> _Challenge_:
Transcribe every line of the listing below without any deviation.

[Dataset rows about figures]
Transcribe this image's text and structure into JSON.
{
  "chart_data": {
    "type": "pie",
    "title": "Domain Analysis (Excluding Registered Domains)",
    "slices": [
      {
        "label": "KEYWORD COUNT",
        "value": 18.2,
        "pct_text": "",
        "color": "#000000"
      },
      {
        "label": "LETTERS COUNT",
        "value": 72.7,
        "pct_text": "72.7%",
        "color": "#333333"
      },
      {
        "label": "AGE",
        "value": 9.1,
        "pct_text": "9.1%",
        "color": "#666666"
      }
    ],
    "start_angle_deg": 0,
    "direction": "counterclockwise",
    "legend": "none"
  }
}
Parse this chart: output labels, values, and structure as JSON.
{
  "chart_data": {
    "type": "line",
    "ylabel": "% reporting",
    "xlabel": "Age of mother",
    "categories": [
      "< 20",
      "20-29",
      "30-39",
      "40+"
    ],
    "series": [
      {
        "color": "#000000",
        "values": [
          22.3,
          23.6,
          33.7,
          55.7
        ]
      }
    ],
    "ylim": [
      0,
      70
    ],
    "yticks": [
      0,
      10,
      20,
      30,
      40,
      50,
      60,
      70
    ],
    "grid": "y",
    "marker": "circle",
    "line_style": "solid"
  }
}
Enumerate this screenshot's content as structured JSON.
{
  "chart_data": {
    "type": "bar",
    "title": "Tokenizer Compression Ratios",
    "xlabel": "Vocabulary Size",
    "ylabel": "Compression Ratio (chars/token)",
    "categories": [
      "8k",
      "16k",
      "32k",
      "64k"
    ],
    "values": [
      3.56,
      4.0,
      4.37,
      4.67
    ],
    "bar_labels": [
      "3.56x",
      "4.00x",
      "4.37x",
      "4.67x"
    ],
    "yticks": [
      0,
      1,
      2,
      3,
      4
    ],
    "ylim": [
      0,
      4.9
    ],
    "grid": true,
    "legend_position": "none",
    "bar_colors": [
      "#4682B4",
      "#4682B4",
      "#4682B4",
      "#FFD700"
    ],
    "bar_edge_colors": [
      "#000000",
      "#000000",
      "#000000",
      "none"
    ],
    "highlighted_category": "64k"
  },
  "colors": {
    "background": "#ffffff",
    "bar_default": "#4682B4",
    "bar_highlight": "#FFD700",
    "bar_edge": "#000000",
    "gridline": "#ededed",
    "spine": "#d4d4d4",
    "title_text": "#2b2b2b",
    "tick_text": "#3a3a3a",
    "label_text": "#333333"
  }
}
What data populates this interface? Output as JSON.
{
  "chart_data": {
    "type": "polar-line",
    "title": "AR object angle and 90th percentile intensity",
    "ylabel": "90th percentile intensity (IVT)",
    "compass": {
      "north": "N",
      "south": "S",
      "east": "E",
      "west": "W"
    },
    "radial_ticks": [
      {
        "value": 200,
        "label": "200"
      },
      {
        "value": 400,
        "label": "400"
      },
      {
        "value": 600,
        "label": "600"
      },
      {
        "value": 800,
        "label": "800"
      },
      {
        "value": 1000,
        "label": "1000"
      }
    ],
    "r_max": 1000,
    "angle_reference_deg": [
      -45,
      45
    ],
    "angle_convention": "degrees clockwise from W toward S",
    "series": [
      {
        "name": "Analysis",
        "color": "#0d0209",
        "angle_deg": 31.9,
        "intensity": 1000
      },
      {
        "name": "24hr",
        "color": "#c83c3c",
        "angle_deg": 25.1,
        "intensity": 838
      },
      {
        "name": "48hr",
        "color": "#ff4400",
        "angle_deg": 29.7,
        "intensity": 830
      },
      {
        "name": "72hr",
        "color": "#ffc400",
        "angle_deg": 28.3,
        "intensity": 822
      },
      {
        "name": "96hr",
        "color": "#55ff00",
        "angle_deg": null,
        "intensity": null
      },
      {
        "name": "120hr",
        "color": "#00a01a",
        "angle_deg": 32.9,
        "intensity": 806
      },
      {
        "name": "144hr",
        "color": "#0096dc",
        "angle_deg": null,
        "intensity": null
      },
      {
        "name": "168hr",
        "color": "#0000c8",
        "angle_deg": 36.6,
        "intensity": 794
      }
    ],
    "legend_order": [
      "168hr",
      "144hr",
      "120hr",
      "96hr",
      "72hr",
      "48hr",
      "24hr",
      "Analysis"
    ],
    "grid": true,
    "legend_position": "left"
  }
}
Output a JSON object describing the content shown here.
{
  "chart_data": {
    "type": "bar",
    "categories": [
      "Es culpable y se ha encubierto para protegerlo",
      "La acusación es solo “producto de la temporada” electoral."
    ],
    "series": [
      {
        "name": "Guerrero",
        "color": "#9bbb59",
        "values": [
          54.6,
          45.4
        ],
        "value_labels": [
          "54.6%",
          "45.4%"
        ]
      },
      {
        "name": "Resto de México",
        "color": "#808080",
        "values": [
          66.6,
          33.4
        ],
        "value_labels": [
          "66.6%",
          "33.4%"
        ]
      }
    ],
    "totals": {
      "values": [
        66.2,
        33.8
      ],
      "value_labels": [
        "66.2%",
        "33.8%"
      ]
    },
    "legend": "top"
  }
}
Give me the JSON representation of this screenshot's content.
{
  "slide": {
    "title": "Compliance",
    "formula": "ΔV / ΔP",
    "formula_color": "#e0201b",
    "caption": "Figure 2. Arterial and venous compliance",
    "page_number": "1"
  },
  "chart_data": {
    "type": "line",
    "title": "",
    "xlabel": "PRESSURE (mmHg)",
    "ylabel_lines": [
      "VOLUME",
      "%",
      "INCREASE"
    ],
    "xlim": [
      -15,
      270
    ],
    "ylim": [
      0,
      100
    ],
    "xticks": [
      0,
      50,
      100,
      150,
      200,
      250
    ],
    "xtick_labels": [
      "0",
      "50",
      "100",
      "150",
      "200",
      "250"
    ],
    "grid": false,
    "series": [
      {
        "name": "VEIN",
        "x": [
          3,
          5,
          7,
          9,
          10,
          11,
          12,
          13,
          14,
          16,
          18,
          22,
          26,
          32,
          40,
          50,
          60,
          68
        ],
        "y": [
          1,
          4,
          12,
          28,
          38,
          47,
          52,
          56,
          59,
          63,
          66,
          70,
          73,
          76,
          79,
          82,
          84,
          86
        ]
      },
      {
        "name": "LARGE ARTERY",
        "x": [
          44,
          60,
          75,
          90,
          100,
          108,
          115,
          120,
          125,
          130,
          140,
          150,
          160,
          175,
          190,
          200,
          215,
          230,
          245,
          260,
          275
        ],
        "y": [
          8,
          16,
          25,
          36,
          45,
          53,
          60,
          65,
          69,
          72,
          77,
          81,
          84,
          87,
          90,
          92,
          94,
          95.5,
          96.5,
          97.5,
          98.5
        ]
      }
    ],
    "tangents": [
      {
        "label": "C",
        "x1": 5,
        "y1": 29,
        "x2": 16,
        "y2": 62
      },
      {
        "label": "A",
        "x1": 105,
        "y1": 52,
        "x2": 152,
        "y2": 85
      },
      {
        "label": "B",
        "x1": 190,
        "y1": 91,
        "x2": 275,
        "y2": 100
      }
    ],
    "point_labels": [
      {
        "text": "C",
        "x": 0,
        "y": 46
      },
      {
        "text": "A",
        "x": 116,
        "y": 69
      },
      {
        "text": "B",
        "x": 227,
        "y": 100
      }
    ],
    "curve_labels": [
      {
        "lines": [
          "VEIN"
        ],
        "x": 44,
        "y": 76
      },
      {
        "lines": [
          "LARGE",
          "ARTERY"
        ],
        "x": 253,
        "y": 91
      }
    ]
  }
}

> _Task solution_:
Transcribe this image's text and structure into JSON.
{
  "chart_data": {
    "type": "pie",
    "title": "Domain Analysis (Excluding Registered Domains)",
    "slices": [
      {
        "label": "KEYWORD COUNT",
        "value": 18.2,
        "pct_text": "",
        "color": "#000000"
      },
      {
        "label": "LETTERS COUNT",
        "value": 72.7,
        "pct_text": "72.7%",
        "color": "#333333"
      },
      {
        "label": "AGE",
        "value": 9.1,
        "pct_text": "9.1%",
        "color": "#666666"
      }
    ],
    "start_angle_deg": 0,
    "direction": "counterclockwise",
    "legend": "none"
  }
}
Parse this chart: output labels, values, and structure as JSON.
{
  "chart_data": {
    "type": "line",
    "ylabel": "% reporting",
    "xlabel": "Age of mother",
    "categories": [
      "< 20",
      "20-29",
      "30-39",
      "40+"
    ],
    "series": [
      {
        "color": "#000000",
        "values": [
          22.3,
          23.6,
          33.7,
          55.7
        ]
      }
    ],
    "ylim": [
      0,
      70
    ],
    "yticks": [
      0,
      10,
      20,
      30,
      40,
      50,
      60,
      70
    ],
    "grid": "y",
    "marker": "circle",
    "line_style": "solid"
  }
}
Enumerate this screenshot's content as structured JSON.
{
  "chart_data": {
    "type": "bar",
    "title": "Tokenizer Compression Ratios",
    "xlabel": "Vocabulary Size",
    "ylabel": "Compression Ratio (chars/token)",
    "categories": [
      "8k",
      "16k",
      "32k",
      "64k"
    ],
    "values": [
      3.56,
      4.0,
      4.37,
      4.67
    ],
    "bar_labels": [
      "3.56x",
      "4.00x",
      "4.37x",
      "4.67x"
    ],
    "yticks": [
      0,
      1,
      2,
      3,
      4
    ],
    "ylim": [
      0,
      4.9
    ],
    "grid": true,
    "legend_position": "none",
    "bar_colors": [
      "#4682B4",
      "#4682B4",
      "#4682B4",
      "#FFD700"
    ],
    "bar_edge_colors": [
      "#000000",
      "#000000",
      "#000000",
      "none"
    ],
    "highlighted_category": "64k"
  },
  "colors": {
    "background": "#ffffff",
    "bar_default": "#4682B4",
    "bar_highlight": "#FFD700",
    "bar_edge": "#000000",
    "gridline": "#ededed",
    "spine": "#d4d4d4",
    "title_text": "#2b2b2b",
    "tick_text": "#3a3a3a",
    "label_text": "#333333"
  }
}
What data populates this interface? Output as JSON.
{
  "chart_data": {
    "type": "polar-line",
    "title": "AR object angle and 90th percentile intensity",
    "ylabel": "90th percentile intensity (IVT)",
    "compass": {
      "north": "N",
      "south": "S",
      "east": "E",
      "west": "W"
    },
    "radial_ticks": [
      {
        "value": 200,
        "label": "200"
      },
      {
        "value": 400,
        "label": "400"
      },
      {
        "value": 600,
        "label": "600"
      },
      {
        "value": 800,
        "label": "800"
      },
      {
        "value": 1000,
        "label": "1000"
      }
    ],
    "r_max": 1000,
    "angle_reference_deg": [
      -45,
      45
    ],
    "angle_convention": "degrees clockwise from W toward S",
    "series": [
      {
        "name": "Analysis",
        "color": "#0d0209",
        "angle_deg": 31.9,
        "intensity": 1000
      },
      {
        "name": "24hr",
        "color": "#c83c3c",
        "angle_deg": 25.1,
        "intensity": 838
      },
      {
        "name": "48hr",
        "color": "#ff4400",
        "angle_deg": 29.7,
        "intensity": 830
      },
      {
        "name": "72hr",
        "color": "#ffc400",
        "angle_deg": 28.3,
        "intensity": 822
      },
      {
        "name": "96hr",
        "color": "#55ff00",
        "angle_deg": null,
        "intensity": null
      },
      {
        "name": "120hr",
        "color": "#00a01a",
        "angle_deg": 32.9,
        "intensity": 806
      },
      {
        "name": "144hr",
        "color": "#0096dc",
        "angle_deg": null,
        "intensity": null
      },
      {
        "name": "168hr",
        "color": "#0000c8",
        "angle_deg": 36.6,
        "intensity": 794
      }
    ],
    "legend_order": [
      "168hr",
      "144hr",
      "120hr",
      "96hr",
      "72hr",
      "48hr",
      "24hr",
      "Analysis"
    ],
    "grid": true,
    "legend_position": "left"
  }
}
Output a JSON object describing the content shown here.
{
  "chart_data": {
    "type": "bar",
    "categories": [
      "Es culpable y se ha encubierto para protegerlo",
      "La acusación es solo “producto de la temporada” electoral."
    ],
    "series": [
      {
        "name": "Guerrero",
        "color": "#9bbb59",
        "values": [
          54.6,
          45.4
        ],
        "value_labels": [
          "54.6%",
          "45.4%"
        ]
      },
      {
        "name": "Resto de México",
        "color": "#808080",
        "values": [
          66.6,
          33.4
        ],
        "value_labels": [
          "66.6%",
          "33.4%"
        ]
      }
    ],
    "totals": {
      "values": [
        66.2,
        33.8
      ],
      "value_labels": [
        "66.2%",
        "33.8%"
      ]
    },
    "legend": "top"
  }
}
Give me the JSON representation of this screenshot's content.
{
  "slide": {
    "title": "Compliance",
    "formula": "ΔV / ΔP",
    "formula_color": "#e0201b",
    "caption": "Figure 2. Arterial and venous compliance",
    "page_number": "1"
  },
  "chart_data": {
    "type": "line",
    "title": "",
    "xlabel": "PRESSURE (mmHg)",
    "ylabel_lines": [
      "VOLUME",
      "%",
      "INCREASE"
    ],
    "xlim": [
      -15,
      270
    ],
    "ylim": [
      0,
      100
    ],
    "xticks": [
      0,
      50,
      100,
      150,
      200,
      250
    ],
    "xtick_labels": [
      "0",
      "50",
      "100",
      "150",
      "200",
      "250"
    ],
    "grid": false,
    "series": [
      {
        "name": "VEIN",
        "x": [
          3,
          5,
          7,
          9,
          10,
          11,
          12,
          13,
          14,
          16,
          18,
          22,
          26,
          32,
          40,
          50,
          60,
          68
        ],
        "y": [
          1,
          4,
          12,
          28,
          38,
          47,
          52,
          56,
          59,
          63,
          66,
          70,
          73,
          76,
          79,
          82,
          84,
          86
        ]
      },
      {
        "name": "LARGE ARTERY",
        "x": [
          44,
          60,
          75,
          90,
          100,
          108,
          115,
          120,
          125,
          130,
          140,
          150,
          160,
          175,
          190,
          200,
          215,
          230,
          245,
          260,
          275
        ],
        "y": [
          8,
          16,
          25,
          36,
          45,
          53,
          60,
          65,
          69,
          72,
          77,
          81,
          84,
          87,
          90,
          92,
          94,
          95.5,
          96.5,
          97.5,
          98.5
        ]
      }
    ],
    "tangents": [
      {
        "label": "C",
        "x1": 5,
        "y1": 29,
        "x2": 16,
        "y2": 62
      },
      {
        "label": "A",
        "x1": 105,
        "y1": 52,
        "x2": 152,
        "y2": 85
      },
      {
        "label": "B",
        "x1": 190,
        "y1": 91,
        "x2": 275,
        "y2": 100
      }
    ],
    "point_labels": [
      {
        "text": "C",
        "x": 0,
        "y": 46
      },
      {
        "text": "A",
        "x": 116,
        "y": 69
      },
      {
        "text": "B",
        "x": 227,
        "y": 100
      }
    ],
    "curve_labels": [
      {
        "lines": [
          "VEIN"
        ],
        "x": 44,
        "y": 76
      },
      {
        "lines": [
          "LARGE",
          "ARTERY"
        ],
        "x": 253,
        "y": 91
      }
    ]
  }
}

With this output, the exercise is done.